* Stated task *
Copy out the records from their first line through the line containing "folder-grpc[interactable]: grpc [0,280,468,316]", with both ends included, and nothing else.
··· Material provided ···
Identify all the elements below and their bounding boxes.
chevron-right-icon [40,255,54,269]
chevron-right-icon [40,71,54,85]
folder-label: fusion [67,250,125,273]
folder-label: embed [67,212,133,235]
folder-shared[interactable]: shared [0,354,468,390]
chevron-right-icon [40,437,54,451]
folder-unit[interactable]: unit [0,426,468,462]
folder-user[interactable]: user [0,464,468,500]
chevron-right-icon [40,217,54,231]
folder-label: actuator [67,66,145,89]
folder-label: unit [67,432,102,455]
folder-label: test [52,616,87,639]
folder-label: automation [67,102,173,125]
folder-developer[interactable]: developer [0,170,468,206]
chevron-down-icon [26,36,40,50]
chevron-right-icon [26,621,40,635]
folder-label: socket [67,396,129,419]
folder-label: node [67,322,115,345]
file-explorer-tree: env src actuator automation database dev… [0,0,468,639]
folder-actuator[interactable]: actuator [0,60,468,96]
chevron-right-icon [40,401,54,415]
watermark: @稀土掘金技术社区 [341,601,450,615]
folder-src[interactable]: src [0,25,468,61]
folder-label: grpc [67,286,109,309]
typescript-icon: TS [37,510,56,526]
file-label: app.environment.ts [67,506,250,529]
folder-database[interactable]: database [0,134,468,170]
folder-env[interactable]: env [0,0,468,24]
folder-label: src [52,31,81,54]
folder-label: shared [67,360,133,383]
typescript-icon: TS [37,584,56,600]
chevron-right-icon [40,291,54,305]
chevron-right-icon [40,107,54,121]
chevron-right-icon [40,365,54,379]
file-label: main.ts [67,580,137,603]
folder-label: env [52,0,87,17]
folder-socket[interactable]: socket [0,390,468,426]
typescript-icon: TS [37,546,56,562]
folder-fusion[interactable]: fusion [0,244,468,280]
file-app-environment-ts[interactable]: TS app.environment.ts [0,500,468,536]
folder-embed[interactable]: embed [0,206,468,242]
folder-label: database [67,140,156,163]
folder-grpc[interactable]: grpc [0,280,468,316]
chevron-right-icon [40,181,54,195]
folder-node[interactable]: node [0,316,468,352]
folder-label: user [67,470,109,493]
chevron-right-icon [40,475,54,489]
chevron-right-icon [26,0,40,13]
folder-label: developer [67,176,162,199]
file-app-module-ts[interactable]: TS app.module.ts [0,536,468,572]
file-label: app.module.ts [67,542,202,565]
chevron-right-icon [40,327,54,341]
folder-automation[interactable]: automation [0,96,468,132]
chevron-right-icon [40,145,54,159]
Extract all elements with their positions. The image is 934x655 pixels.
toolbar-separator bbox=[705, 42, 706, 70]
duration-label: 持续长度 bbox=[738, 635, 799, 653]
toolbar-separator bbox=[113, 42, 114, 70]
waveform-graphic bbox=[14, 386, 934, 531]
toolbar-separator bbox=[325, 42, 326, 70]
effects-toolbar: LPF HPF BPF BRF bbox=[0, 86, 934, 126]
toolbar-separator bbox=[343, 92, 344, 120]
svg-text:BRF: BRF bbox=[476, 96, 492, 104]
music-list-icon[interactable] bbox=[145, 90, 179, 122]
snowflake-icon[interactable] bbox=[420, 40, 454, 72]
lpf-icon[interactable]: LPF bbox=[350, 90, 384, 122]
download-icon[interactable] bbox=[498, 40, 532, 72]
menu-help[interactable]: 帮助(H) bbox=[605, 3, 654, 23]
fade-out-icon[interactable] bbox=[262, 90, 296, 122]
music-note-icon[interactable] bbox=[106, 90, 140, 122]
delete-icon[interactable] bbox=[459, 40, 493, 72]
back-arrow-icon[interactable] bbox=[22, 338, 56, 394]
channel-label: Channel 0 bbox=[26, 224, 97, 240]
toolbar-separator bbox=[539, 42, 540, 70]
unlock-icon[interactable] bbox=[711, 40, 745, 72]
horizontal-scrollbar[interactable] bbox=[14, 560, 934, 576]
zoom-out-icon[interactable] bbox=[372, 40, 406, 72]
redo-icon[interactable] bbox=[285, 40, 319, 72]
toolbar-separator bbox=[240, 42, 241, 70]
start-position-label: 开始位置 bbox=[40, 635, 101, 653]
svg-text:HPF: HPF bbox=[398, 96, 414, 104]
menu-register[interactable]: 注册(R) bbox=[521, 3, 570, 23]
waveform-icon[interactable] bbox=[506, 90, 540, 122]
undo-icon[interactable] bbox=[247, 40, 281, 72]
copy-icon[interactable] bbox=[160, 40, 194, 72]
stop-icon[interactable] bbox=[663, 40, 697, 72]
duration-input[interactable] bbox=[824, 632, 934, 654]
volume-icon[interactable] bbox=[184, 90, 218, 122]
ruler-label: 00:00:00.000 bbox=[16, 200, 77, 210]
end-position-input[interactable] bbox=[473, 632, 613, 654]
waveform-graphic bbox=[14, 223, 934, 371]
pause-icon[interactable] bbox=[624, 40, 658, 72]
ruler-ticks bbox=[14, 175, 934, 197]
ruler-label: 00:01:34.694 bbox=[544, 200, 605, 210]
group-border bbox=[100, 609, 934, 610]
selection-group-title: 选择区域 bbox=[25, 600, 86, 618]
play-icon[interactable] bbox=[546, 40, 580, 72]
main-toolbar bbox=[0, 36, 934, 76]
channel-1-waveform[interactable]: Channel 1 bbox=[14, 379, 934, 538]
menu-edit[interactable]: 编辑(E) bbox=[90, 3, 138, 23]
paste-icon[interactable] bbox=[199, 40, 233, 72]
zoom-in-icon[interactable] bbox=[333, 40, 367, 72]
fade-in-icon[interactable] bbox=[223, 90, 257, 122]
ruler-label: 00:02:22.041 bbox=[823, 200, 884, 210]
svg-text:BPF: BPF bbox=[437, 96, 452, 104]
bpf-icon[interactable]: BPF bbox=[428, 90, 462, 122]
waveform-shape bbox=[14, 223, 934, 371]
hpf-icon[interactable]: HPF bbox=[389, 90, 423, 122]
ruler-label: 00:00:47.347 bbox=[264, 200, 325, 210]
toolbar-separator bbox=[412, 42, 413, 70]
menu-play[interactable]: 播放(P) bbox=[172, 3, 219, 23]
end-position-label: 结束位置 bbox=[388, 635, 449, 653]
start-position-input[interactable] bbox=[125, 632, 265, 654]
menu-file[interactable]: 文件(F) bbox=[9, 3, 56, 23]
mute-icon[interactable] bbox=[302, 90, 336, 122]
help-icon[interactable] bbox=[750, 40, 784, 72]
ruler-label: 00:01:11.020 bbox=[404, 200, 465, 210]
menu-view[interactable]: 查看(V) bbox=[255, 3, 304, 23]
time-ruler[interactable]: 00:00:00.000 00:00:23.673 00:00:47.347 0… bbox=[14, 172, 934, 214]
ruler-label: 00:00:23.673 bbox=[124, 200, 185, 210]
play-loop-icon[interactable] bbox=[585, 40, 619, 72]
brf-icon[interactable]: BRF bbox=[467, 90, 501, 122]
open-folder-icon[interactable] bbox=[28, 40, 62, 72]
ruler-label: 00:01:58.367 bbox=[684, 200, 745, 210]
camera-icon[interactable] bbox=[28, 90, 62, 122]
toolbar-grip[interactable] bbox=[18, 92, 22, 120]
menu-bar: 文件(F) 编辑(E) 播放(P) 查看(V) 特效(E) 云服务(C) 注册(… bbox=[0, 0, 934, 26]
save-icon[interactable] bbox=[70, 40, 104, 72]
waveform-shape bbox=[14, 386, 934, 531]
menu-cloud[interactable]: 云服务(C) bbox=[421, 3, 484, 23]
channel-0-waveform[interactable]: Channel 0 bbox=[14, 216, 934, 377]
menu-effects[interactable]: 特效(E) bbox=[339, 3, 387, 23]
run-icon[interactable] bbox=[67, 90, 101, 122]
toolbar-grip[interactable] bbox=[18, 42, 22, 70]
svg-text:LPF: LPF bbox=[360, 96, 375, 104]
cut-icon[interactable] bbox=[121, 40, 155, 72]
···
* Result for this task *
Identify all the elements below and their bounding boxes.
chevron-right-icon [40,255,54,269]
chevron-right-icon [40,71,54,85]
folder-label: fusion [67,250,125,273]
folder-label: embed [67,212,133,235]
folder-shared[interactable]: shared [0,354,468,390]
chevron-right-icon [40,437,54,451]
folder-unit[interactable]: unit [0,426,468,462]
folder-user[interactable]: user [0,464,468,500]
chevron-right-icon [40,217,54,231]
folder-label: actuator [67,66,145,89]
folder-label: unit [67,432,102,455]
folder-label: test [52,616,87,639]
folder-label: automation [67,102,173,125]
folder-developer[interactable]: developer [0,170,468,206]
chevron-down-icon [26,36,40,50]
chevron-right-icon [26,621,40,635]
folder-label: socket [67,396,129,419]
folder-label: node [67,322,115,345]
file-explorer-tree: env src actuator automation database dev… [0,0,468,639]
folder-actuator[interactable]: actuator [0,60,468,96]
chevron-right-icon [40,401,54,415]
watermark: @稀土掘金技术社区 [341,601,450,615]
folder-src[interactable]: src [0,25,468,61]
folder-label: grpc [67,286,109,309]
typescript-icon: TS [37,510,56,526]
file-label: app.environment.ts [67,506,250,529]
folder-database[interactable]: database [0,134,468,170]
folder-env[interactable]: env [0,0,468,24]
folder-label: src [52,31,81,54]
folder-label: shared [67,360,133,383]
typescript-icon: TS [37,584,56,600]
chevron-right-icon [40,291,54,305]
chevron-right-icon [40,107,54,121]
chevron-right-icon [40,365,54,379]
file-label: main.ts [67,580,137,603]
folder-label: env [52,0,87,17]
folder-socket[interactable]: socket [0,390,468,426]
typescript-icon: TS [37,546,56,562]
folder-fusion[interactable]: fusion [0,244,468,280]
file-app-environment-ts[interactable]: TS app.environment.ts [0,500,468,536]
folder-embed[interactable]: embed [0,206,468,242]
folder-label: database [67,140,156,163]
folder-grpc[interactable]: grpc [0,280,468,316]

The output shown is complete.